__Task to carry out__: Repeat the listing in full, exactly as it stands.

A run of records
========

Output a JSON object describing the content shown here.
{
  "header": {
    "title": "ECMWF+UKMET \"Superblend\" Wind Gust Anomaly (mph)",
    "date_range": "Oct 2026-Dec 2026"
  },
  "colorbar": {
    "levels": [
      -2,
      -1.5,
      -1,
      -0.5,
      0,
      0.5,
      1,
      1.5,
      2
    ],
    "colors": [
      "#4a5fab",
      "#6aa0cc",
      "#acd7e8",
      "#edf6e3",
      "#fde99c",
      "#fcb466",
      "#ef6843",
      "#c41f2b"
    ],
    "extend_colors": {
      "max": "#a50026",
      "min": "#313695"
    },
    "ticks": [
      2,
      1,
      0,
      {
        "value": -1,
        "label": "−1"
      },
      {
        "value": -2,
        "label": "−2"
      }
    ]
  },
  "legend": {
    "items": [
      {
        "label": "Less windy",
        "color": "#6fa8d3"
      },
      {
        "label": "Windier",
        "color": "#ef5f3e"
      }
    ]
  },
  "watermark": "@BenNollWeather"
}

========

__Written response__:
Output a JSON object describing the content shown here.
{
  "header": {
    "title": "ECMWF+UKMET \"Superblend\" Wind Gust Anomaly (mph)",
    "date_range": "Oct 2026-Dec 2026"
  },
  "colorbar": {
    "levels": [
      -2,
      -1.5,
      -1,
      -0.5,
      0,
      0.5,
      1,
      1.5,
      2
    ],
    "colors": [
      "#4a5fab",
      "#6aa0cc",
      "#acd7e8",
      "#edf6e3",
      "#fde99c",
      "#fcb466",
      "#ef6843",
      "#c41f2b"
    ],
    "extend_colors": {
      "max": "#a50026",
      "min": "#313695"
    },
    "ticks": [
      2,
      1,
      0,
      {
        "value": -1,
        "label": "−1"
      },
      {
        "value": -2,
        "label": "−2"
      }
    ]
  },
  "legend": {
    "items": [
      {
        "label": "Less windy",
        "color": "#6fa8d3"
      },
      {
        "label": "Windier",
        "color": "#ef5f3e"
      }
    ]
  },
  "watermark": "@BenNollWeather"
}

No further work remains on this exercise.